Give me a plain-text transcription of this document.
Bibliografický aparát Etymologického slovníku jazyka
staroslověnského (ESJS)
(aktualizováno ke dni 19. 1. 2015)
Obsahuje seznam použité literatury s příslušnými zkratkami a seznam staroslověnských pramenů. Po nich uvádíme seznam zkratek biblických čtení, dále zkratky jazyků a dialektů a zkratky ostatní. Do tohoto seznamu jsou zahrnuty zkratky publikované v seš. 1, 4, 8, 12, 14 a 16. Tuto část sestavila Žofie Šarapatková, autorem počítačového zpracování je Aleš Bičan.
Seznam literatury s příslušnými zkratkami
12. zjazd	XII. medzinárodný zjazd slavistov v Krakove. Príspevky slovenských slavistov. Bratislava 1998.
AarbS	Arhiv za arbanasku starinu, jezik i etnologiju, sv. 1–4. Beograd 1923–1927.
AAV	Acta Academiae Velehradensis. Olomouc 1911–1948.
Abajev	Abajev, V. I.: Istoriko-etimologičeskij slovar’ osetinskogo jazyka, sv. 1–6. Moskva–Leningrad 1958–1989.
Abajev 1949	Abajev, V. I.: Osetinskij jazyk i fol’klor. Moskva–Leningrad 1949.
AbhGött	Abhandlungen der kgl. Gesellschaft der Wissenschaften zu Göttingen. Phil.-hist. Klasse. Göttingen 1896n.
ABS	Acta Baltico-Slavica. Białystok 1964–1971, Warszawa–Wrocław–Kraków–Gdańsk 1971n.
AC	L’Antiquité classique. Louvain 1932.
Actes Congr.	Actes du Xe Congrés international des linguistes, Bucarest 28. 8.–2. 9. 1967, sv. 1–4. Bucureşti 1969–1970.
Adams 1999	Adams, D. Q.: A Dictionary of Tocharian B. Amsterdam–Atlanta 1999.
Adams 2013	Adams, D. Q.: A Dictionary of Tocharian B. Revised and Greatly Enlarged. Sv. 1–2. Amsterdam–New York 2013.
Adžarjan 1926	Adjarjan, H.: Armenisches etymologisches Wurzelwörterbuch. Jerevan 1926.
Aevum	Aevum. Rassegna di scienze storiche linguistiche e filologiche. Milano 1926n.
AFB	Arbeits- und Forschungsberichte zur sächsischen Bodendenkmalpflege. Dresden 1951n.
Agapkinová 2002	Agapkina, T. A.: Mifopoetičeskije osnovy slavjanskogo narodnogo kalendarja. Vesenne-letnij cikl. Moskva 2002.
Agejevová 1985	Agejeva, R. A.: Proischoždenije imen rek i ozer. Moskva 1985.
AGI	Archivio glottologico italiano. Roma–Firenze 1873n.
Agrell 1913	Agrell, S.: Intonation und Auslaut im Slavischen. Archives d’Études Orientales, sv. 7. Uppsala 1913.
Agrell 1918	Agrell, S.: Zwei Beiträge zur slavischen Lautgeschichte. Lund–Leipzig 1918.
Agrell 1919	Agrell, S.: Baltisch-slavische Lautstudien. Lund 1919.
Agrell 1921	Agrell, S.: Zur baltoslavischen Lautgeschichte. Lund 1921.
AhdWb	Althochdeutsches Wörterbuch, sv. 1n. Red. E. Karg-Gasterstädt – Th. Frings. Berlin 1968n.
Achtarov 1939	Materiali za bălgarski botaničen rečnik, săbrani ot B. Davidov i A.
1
#####
Reproduce the data, keeping every line exactly the same.

Give me a plain-text transcription of this document.
Bibliografický aparát Etymologického slovníku jazyka
staroslověnského (ESJS)
(aktualizováno ke dni 19. 1. 2015)
Obsahuje seznam použité literatury s příslušnými zkratkami a seznam staroslověnských pramenů. Po nich uvádíme seznam zkratek biblických čtení, dále zkratky jazyků a dialektů a zkratky ostatní. Do tohoto seznamu jsou zahrnuty zkratky publikované v seš. 1, 4, 8, 12, 14 a 16. Tuto část sestavila Žofie Šarapatková, autorem počítačového zpracování je Aleš Bičan.
Seznam literatury s příslušnými zkratkami
12. zjazd	XII. medzinárodný zjazd slavistov v Krakove. Príspevky slovenských slavistov. Bratislava 1998.
AarbS	Arhiv za arbanasku starinu, jezik i etnologiju, sv. 1–4. Beograd 1923–1927.
AAV	Acta Academiae Velehradensis. Olomouc 1911–1948.
Abajev	Abajev, V. I.: Istoriko-etimologičeskij slovar’ osetinskogo jazyka, sv. 1–6. Moskva–Leningrad 1958–1989.
Abajev 1949	Abajev, V. I.: Osetinskij jazyk i fol’klor. Moskva–Leningrad 1949.
AbhGött	Abhandlungen der kgl. Gesellschaft der Wissenschaften zu Göttingen. Phil.-hist. Klasse. Göttingen 1896n.
ABS	Acta Baltico-Slavica. Białystok 1964–1971, Warszawa–Wrocław–Kraków–Gdańsk 1971n.
AC	L’Antiquité classique. Louvain 1932.
Actes Congr.	Actes du Xe Congrés international des linguistes, Bucarest 28. 8.–2. 9. 1967, sv. 1–4. Bucureşti 1969–1970.
Adams 1999	Adams, D. Q.: A Dictionary of Tocharian B. Amsterdam–Atlanta 1999.
Adams 2013	Adams, D. Q.: A Dictionary of Tocharian B. Revised and Greatly Enlarged. Sv. 1–2. Amsterdam–New York 2013.
Adžarjan 1926	Adjarjan, H.: Armenisches etymologisches Wurzelwörterbuch. Jerevan 1926.
Aevum	Aevum. Rassegna di scienze storiche linguistiche e filologiche. Milano 1926n.
AFB	Arbeits- und Forschungsberichte zur sächsischen Bodendenkmalpflege. Dresden 1951n.
Agapkinová 2002	Agapkina, T. A.: Mifopoetičeskije osnovy slavjanskogo narodnogo kalendarja. Vesenne-letnij cikl. Moskva 2002.
Agejevová 1985	Agejeva, R. A.: Proischoždenije imen rek i ozer. Moskva 1985.
AGI	Archivio glottologico italiano. Roma–Firenze 1873n.
Agrell 1913	Agrell, S.: Intonation und Auslaut im Slavischen. Archives d’Études Orientales, sv. 7. Uppsala 1913.
Agrell 1918	Agrell, S.: Zwei Beiträge zur slavischen Lautgeschichte. Lund–Leipzig 1918.
Agrell 1919	Agrell, S.: Baltisch-slavische Lautstudien. Lund 1919.
Agrell 1921	Agrell, S.: Zur baltoslavischen Lautgeschichte. Lund 1921.
AhdWb	Althochdeutsches Wörterbuch, sv. 1n. Red. E. Karg-Gasterstädt – Th. Frings. Berlin 1968n.
Achtarov 1939	Materiali za bălgarski botaničen rečnik, săbrani ot B. Davidov i A.
1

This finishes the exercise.